━━━━━ TEXTO DE ESTUDIO

El tiempo pasa, la jerarquía de Tevez sigue intacta

Carlitos fue figura en Medellín y mostró cosas interesantes respecto al juego. Rápido, potente y con el hambre de gloria que lo caracterizó siempre.

El tiempo pasa, la jerarquía de Tevez sigue intacta
Fernando Vergara POOL EFE

Ni la pandemia ni el parate de casi 6 meses. Tampoco los 36 años que carga sobre su cuerpo. Carlos Tevez demuestra que el paso del tiempo no siempre es malo y va camino a reinventarse una vez más, tal como lo hizo a principio de año para ganar un campeonato inolvidable.

El emblema que tiene Boca volvió de gran manera y fue uno de los puntos más altos del equipo en los dos compromisos de Copa Libertadores. En Asunción, ante Libertad, estuvo fino pero en Medellín, frente al DIM, se soltó mucho más y dejó en claro lo importante que puede ser de acá al futuro inmediato.

━━━━━━━━━━

▶ _TAREAS POR COMPLETAR_
1. Indica si cada afirmación concuerda con el texto sobre Tevez y respalda tu respuesta citando las palabras del texto que lo deciden: (a) Tevez tiene 36 años. (b) El parate duró casi un año. (c) En Asunción, Boca jugó contra el DIM.
2. Escribe la continuación del texto sobre Tevez a partir de su última oración.
Las entradas no tienen relación con el texto sobre Tevez.

━━━━━ CONTENIDO DEL CONJUNTO

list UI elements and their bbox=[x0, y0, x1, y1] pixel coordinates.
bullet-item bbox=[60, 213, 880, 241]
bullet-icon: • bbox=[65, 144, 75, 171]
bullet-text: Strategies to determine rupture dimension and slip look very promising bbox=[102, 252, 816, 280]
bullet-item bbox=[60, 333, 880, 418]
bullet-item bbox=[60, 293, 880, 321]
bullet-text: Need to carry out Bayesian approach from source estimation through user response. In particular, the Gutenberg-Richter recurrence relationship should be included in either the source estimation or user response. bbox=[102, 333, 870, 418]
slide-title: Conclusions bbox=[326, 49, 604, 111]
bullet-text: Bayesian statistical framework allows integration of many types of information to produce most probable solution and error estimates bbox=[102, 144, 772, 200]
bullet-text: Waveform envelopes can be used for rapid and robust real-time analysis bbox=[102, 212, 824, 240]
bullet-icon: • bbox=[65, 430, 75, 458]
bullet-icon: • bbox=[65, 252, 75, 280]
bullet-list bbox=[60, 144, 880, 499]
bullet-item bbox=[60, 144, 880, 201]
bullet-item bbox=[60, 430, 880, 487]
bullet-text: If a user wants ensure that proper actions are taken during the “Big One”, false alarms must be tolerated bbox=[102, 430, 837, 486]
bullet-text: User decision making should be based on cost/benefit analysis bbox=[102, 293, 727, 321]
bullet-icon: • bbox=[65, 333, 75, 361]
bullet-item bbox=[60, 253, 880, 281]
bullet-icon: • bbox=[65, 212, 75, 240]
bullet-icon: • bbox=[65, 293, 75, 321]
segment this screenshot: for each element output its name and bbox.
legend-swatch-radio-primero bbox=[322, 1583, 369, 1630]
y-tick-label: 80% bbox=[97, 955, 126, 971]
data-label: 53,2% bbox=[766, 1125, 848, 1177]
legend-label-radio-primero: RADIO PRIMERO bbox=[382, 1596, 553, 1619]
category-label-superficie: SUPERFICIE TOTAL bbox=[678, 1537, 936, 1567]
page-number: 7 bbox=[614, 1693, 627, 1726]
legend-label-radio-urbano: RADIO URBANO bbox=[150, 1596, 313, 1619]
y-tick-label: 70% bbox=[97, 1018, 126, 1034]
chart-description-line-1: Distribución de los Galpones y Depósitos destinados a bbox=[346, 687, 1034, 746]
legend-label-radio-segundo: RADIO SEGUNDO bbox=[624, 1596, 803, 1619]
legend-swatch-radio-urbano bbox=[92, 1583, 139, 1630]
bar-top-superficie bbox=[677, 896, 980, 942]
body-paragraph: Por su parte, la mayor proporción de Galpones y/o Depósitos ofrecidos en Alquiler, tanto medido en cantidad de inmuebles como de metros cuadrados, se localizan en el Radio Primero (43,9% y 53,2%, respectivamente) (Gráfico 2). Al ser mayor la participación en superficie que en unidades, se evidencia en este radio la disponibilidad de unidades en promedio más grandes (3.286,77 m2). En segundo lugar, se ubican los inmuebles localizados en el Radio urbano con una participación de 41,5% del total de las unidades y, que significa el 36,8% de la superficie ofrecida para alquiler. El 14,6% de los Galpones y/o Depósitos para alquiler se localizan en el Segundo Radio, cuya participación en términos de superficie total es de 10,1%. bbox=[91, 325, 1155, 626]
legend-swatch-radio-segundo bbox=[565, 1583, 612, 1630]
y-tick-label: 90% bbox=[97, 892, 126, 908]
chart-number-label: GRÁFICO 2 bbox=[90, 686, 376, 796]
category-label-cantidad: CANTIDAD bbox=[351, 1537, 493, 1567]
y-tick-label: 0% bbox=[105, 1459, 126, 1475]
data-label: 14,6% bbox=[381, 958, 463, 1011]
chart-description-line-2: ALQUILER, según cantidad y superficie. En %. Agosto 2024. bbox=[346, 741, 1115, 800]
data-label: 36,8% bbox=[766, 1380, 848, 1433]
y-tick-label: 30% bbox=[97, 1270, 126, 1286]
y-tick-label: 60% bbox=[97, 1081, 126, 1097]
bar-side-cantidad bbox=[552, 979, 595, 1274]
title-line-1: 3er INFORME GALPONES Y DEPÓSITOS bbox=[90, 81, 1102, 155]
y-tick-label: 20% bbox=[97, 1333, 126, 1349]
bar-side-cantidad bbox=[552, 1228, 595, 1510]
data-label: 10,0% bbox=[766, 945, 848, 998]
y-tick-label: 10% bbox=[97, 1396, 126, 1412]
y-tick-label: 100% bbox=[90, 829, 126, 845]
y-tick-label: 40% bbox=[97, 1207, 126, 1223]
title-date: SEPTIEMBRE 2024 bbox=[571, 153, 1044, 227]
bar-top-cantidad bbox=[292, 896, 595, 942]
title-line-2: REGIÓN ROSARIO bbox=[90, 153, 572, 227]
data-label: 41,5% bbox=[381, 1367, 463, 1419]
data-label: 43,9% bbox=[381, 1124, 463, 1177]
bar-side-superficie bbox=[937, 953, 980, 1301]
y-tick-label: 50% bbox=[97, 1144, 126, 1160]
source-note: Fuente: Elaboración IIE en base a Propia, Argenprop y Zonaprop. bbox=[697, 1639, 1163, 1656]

━━━━━━━━━━

▶ _RESPUESTAS DE TAREAS_
1.
(a) Sí: "Tampoco los 36 años que carga sobre su cuerpo."
(b) No: "Ni la pandemia ni el parate de casi 6 meses."
(c) No: "En Asunción, ante Libertad, estuvo fino pero en Medellín, frente al DIM, se soltó mucho más"

2.
Desde lo físico se lo ve impecable: rápido, potente y con la habilidad necesaria para soportar la marca de sus rivales. En cuanto a lo futbolístico, la calidad parece estar intacta: cuando no baja a buscar el balón, el Apache se ubica a espaldas de los volantes centrales y toma el balón en esa zona para generar peligro. El tándem con Toto Salvio ilusiona, aunque deberán ajustar la mira en los metros finales.

Hace un tiempo, Juan Román Riquelme, actual vicepresidente segundo, sostuvo que uno de sus grandes objetivos era "recuperar a Carlitos". Tevez escuchó el mensaje, se puso en forma y recuperó lo que siempre lo caracterizó, el hambre de gloria. "Vamos juntos para pelear la Libertadores", supo decir el hombre que heredó la 10 de Román.